> [Task statement]: Transcribe the material in full. Nothing should differ except that the pictures are left out.

** start Dataset entries **

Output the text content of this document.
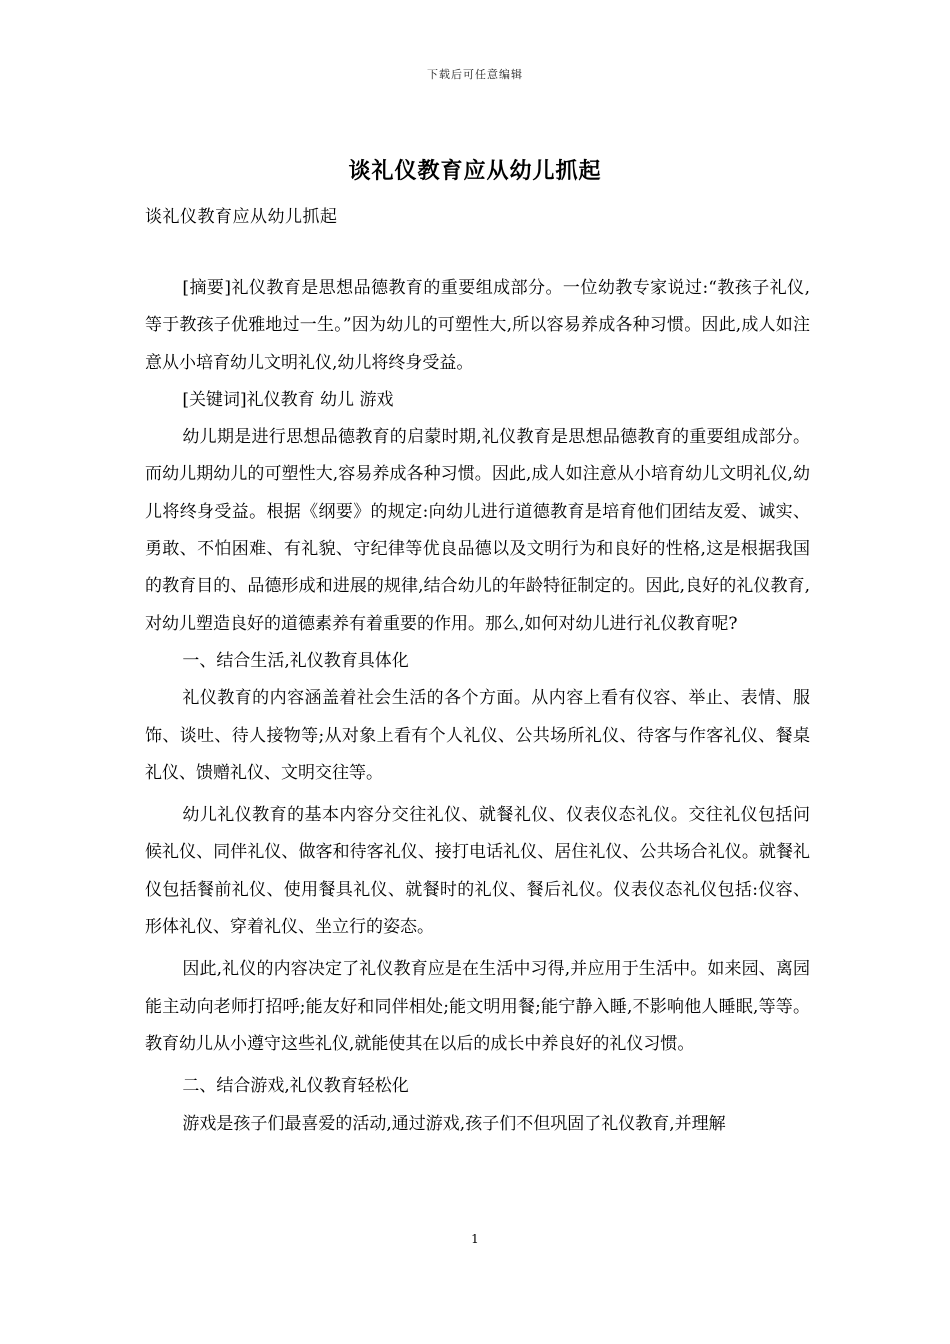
下载后可任意编辑
谈礼仪教育应从幼儿抓起
谈礼仪教育应从幼儿抓起

[摘要]礼仪教育是思想品德教育的重要组成部分。一位幼教专家说过:“教孩子礼仪,等于教孩子优雅地过一生。”因为幼儿的可塑性大,所以容易养成各种习惯。因此,成人如注意从小培育幼儿文明礼仪,幼儿将终身受益。

[关键词]礼仪教育 幼儿 游戏

幼儿期是进行思想品德教育的启蒙时期,礼仪教育是思想品德教育的重要组成部分。而幼儿期幼儿的可塑性大,容易养成各种习惯。因此,成人如注意从小培育幼儿文明礼仪,幼儿将终身受益。根据《纲要》的规定:向幼儿进行道德教育是培育他们团结友爱、诚实、勇敢、不怕困难、有礼貌、守纪律等优良品德以及文明行为和良好的性格,这是根据我国的教育目的、品德形成和进展的规律,结合幼儿的年龄特征制定的。因此,良好的礼仪教育,对幼儿塑造良好的道德素养有着重要的作用。那么,如何对幼儿进行礼仪教育呢?

一、结合生活,礼仪教育具体化

礼仪教育的内容涵盖着社会生活的各个方面。从内容上看有仪容、举止、表情、服饰、谈吐、待人接物等;从对象上看有个人礼仪、公共场所礼仪、待客与作客礼仪、餐桌礼仪、馈赠礼仪、文明交往等。

幼儿礼仪教育的基本内容分交往礼仪、就餐礼仪、仪表仪态礼仪。交往礼仪包括问候礼仪、同伴礼仪、做客和待客礼仪、接打电话礼仪、居住礼仪、公共场合礼仪。就餐礼仪包括餐前礼仪、使用餐具礼仪、就餐时的礼仪、餐后礼仪。仪表仪态礼仪包括:仪容、形体礼仪、穿着礼仪、坐立行的姿态。

因此,礼仪的内容决定了礼仪教育应是在生活中习得,并应用于生活中。如来园、离园能主动向老师打招呼;能友好和同伴相处;能文明用餐;能宁静入睡,不影响他人睡眠,等等。教育幼儿从小遵守这些礼仪,就能使其在以后的成长中养良好的礼仪习惯。

二、结合游戏,礼仪教育轻松化

游戏是孩子们最喜爱的活动,通过游戏,孩子们不但巩固了礼仪教育,并理解

1
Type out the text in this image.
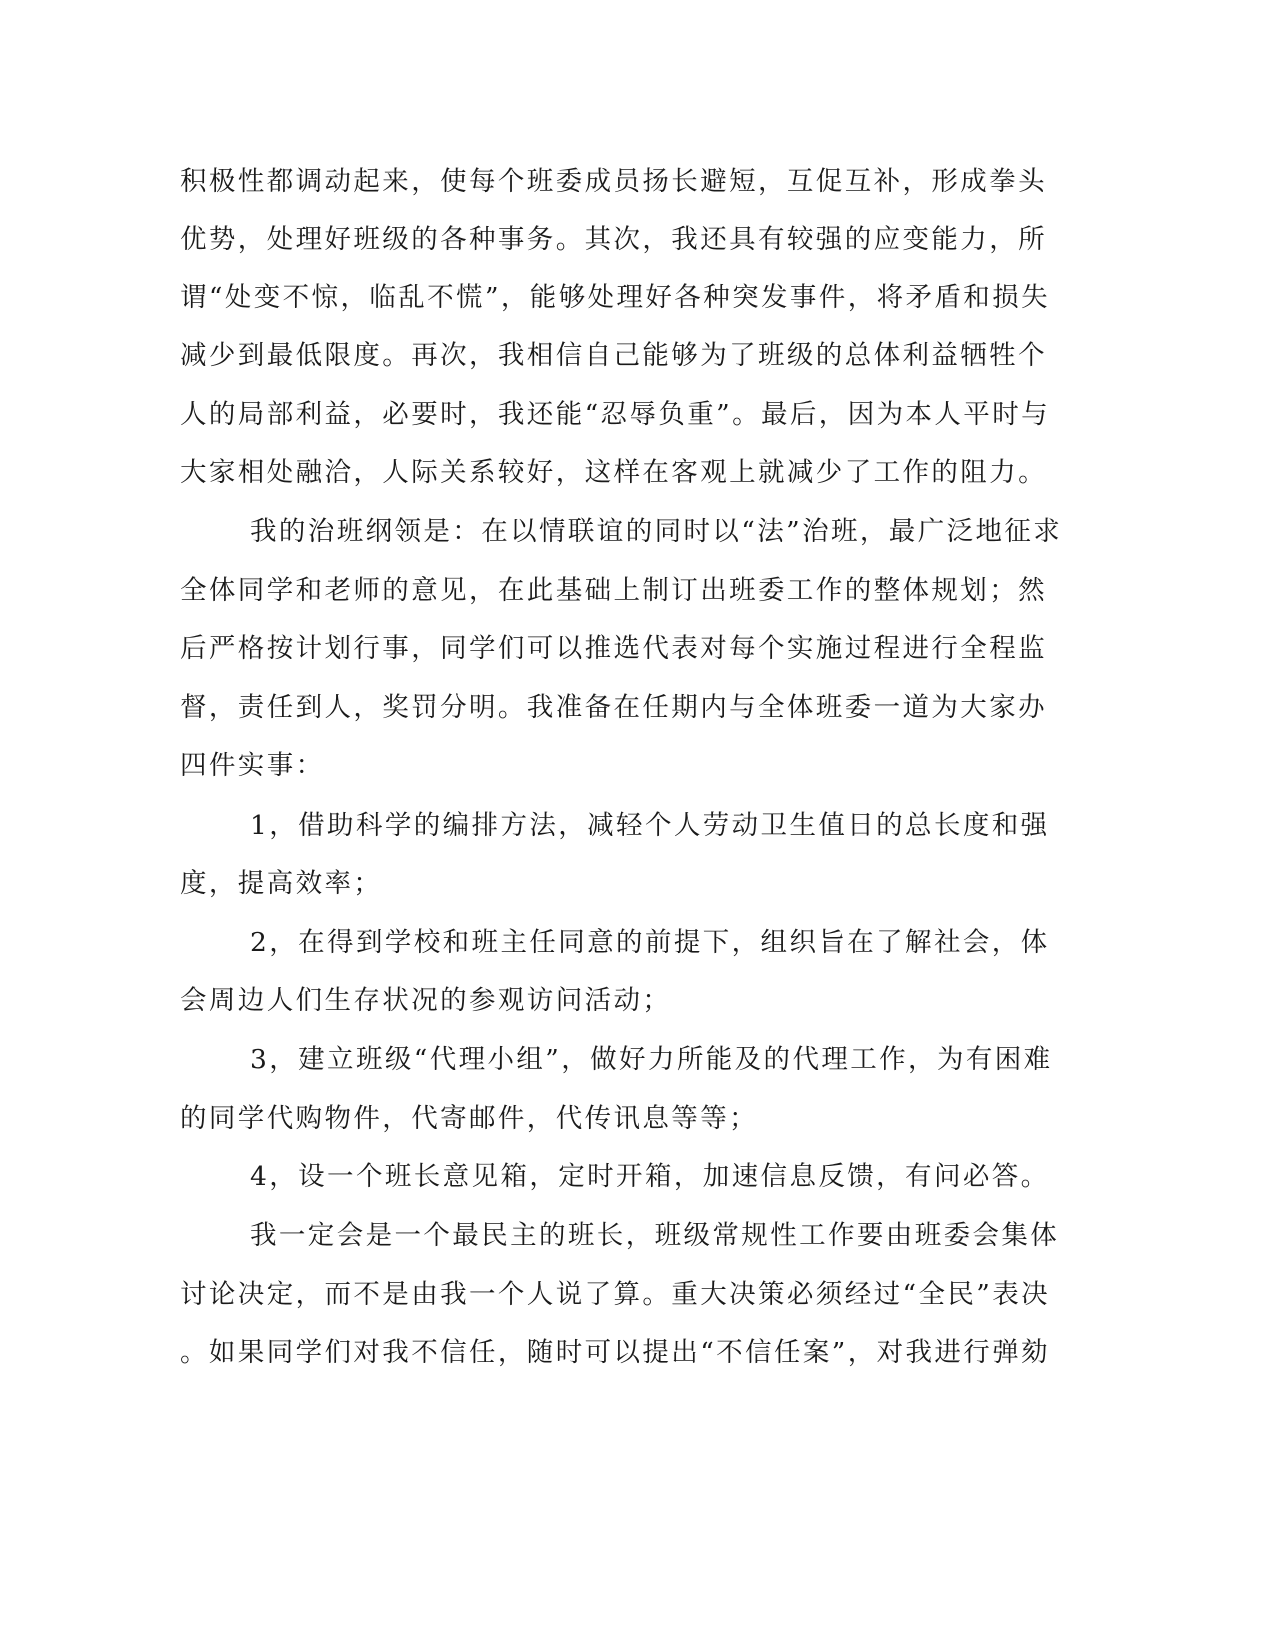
积极性都调动起来，使每个班委成员扬长避短，互促互补，形成拳头

优势，处理好班级的各种事务。其次，我还具有较强的应变能力，所

谓“处变不惊，临乱不慌”，能够处理好各种突发事件，将矛盾和损失

减少到最低限度。再次，我相信自己能够为了班级的总体利益牺牲个

人的局部利益，必要时，我还能“忍辱负重”。最后，因为本人平时与

大家相处融洽，人际关系较好，这样在客观上就减少了工作的阻力。

我的治班纲领是：在以情联谊的同时以“法”治班，最广泛地征求

全体同学和老师的意见，在此基础上制订出班委工作的整体规划；然

后严格按计划行事，同学们可以推选代表对每个实施过程进行全程监

督，责任到人，奖罚分明。我准备在任期内与全体班委一道为大家办

四件实事：

1，借助科学的编排方法，减轻个人劳动卫生值日的总长度和强

度，提高效率；

2，在得到学校和班主任同意的前提下，组织旨在了解社会，体

会周边人们生存状况的参观访问活动；

3，建立班级“代理小组”，做好力所能及的代理工作，为有困难

的同学代购物件，代寄邮件，代传讯息等等；

4，设一个班长意见箱，定时开箱，加速信息反馈，有问必答。

我一定会是一个最民主的班长，班级常规性工作要由班委会集体

讨论决定，而不是由我一个人说了算。重大决策必须经过“全民”表决

。如果同学们对我不信任，随时可以提出“不信任案”，对我进行弹劾
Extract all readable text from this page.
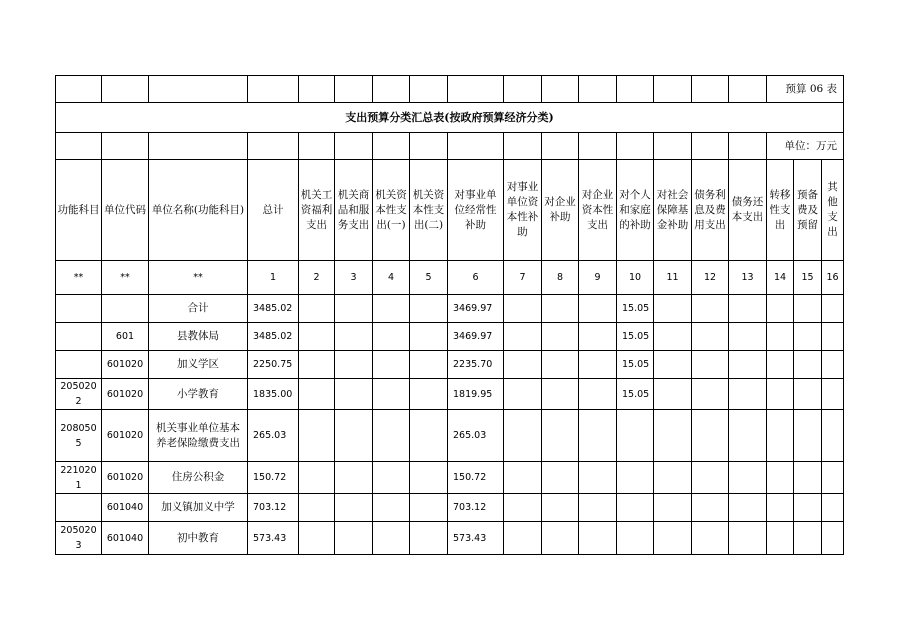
																预算 06 表		
支出预算分类汇总表(按政府预算经济分类)																		
																单位：万元		
功能科目	单位代码	单位名称(功能科目)	总计	机关工资福利支出	机关商品和服务支出	机关资本性支出(一)	机关资本性支出(二)	对事业单位经常性补助	对事业单位资本性补助	对企业补助	对企业资本性支出	对个人和家庭的补助	对社会保障基金补助	债务利息及费用支出	债务还本支出	转移性支出	预备费及预留	其他支出
**	**	**	1	2	3	4	5	6	7	8	9	10	11	12	13	14	15	16
		合计	3485.02					3469.97				15.05						
	601	县教体局	3485.02					3469.97				15.05						
	601020	加义学区	2250.75					2235.70				15.05						
2050202	601020	小学教育	1835.00					1819.95				15.05						
2080505	601020	机关事业单位基本养老保险缴费支出	265.03					265.03										
2210201	601020	住房公积金	150.72					150.72										
	601040	加义镇加义中学	703.12					703.12										
2050203	601040	初中教育	573.43					573.43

** end Dataset entries **

> [Complete output]:
Output the text content of this document.
下载后可任意编辑
谈礼仪教育应从幼儿抓起
谈礼仪教育应从幼儿抓起

[摘要]礼仪教育是思想品德教育的重要组成部分。一位幼教专家说过:“教孩子礼仪,等于教孩子优雅地过一生。”因为幼儿的可塑性大,所以容易养成各种习惯。因此,成人如注意从小培育幼儿文明礼仪,幼儿将终身受益。

[关键词]礼仪教育 幼儿 游戏

幼儿期是进行思想品德教育的启蒙时期,礼仪教育是思想品德教育的重要组成部分。而幼儿期幼儿的可塑性大,容易养成各种习惯。因此,成人如注意从小培育幼儿文明礼仪,幼儿将终身受益。根据《纲要》的规定:向幼儿进行道德教育是培育他们团结友爱、诚实、勇敢、不怕困难、有礼貌、守纪律等优良品德以及文明行为和良好的性格,这是根据我国的教育目的、品德形成和进展的规律,结合幼儿的年龄特征制定的。因此,良好的礼仪教育,对幼儿塑造良好的道德素养有着重要的作用。那么,如何对幼儿进行礼仪教育呢?

一、结合生活,礼仪教育具体化

礼仪教育的内容涵盖着社会生活的各个方面。从内容上看有仪容、举止、表情、服饰、谈吐、待人接物等;从对象上看有个人礼仪、公共场所礼仪、待客与作客礼仪、餐桌礼仪、馈赠礼仪、文明交往等。

幼儿礼仪教育的基本内容分交往礼仪、就餐礼仪、仪表仪态礼仪。交往礼仪包括问候礼仪、同伴礼仪、做客和待客礼仪、接打电话礼仪、居住礼仪、公共场合礼仪。就餐礼仪包括餐前礼仪、使用餐具礼仪、就餐时的礼仪、餐后礼仪。仪表仪态礼仪包括:仪容、形体礼仪、穿着礼仪、坐立行的姿态。

因此,礼仪的内容决定了礼仪教育应是在生活中习得,并应用于生活中。如来园、离园能主动向老师打招呼;能友好和同伴相处;能文明用餐;能宁静入睡,不影响他人睡眠,等等。教育幼儿从小遵守这些礼仪,就能使其在以后的成长中养良好的礼仪习惯。

二、结合游戏,礼仪教育轻松化

游戏是孩子们最喜爱的活动,通过游戏,孩子们不但巩固了礼仪教育,并理解

1
Type out the text in this image.
积极性都调动起来，使每个班委成员扬长避短，互促互补，形成拳头

优势，处理好班级的各种事务。其次，我还具有较强的应变能力，所

谓“处变不惊，临乱不慌”，能够处理好各种突发事件，将矛盾和损失

减少到最低限度。再次，我相信自己能够为了班级的总体利益牺牲个

人的局部利益，必要时，我还能“忍辱负重”。最后，因为本人平时与

大家相处融洽，人际关系较好，这样在客观上就减少了工作的阻力。

我的治班纲领是：在以情联谊的同时以“法”治班，最广泛地征求

全体同学和老师的意见，在此基础上制订出班委工作的整体规划；然

后严格按计划行事，同学们可以推选代表对每个实施过程进行全程监

督，责任到人，奖罚分明。我准备在任期内与全体班委一道为大家办

四件实事：

1，借助科学的编排方法，减轻个人劳动卫生值日的总长度和强

度，提高效率；

2，在得到学校和班主任同意的前提下，组织旨在了解社会，体

会周边人们生存状况的参观访问活动；

3，建立班级“代理小组”，做好力所能及的代理工作，为有困难

的同学代购物件，代寄邮件，代传讯息等等；

4，设一个班长意见箱，定时开箱，加速信息反馈，有问必答。

我一定会是一个最民主的班长，班级常规性工作要由班委会集体

讨论决定，而不是由我一个人说了算。重大决策必须经过“全民”表决

。如果同学们对我不信任，随时可以提出“不信任案”，对我进行弹劾
Extract all readable text from this page.
																预算 06 表		
支出预算分类汇总表(按政府预算经济分类)																		
																单位：万元		
功能科目	单位代码	单位名称(功能科目)	总计	机关工资福利支出	机关商品和服务支出	机关资本性支出(一)	机关资本性支出(二)	对事业单位经常性补助	对事业单位资本性补助	对企业补助	对企业资本性支出	对个人和家庭的补助	对社会保障基金补助	债务利息及费用支出	债务还本支出	转移性支出	预备费及预留	其他支出
**	**	**	1	2	3	4	5	6	7	8	9	10	11	12	13	14	15	16
		合计	3485.02					3469.97				15.05						
	601	县教体局	3485.02					3469.97				15.05						
	601020	加义学区	2250.75					2235.70				15.05						
2050202	601020	小学教育	1835.00					1819.95				15.05						
2080505	601020	机关事业单位基本养老保险缴费支出	265.03					265.03										
2210201	601020	住房公积金	150.72					150.72										
	601040	加义镇加义中学	703.12					703.12										
2050203	601040	初中教育	573.43					573.43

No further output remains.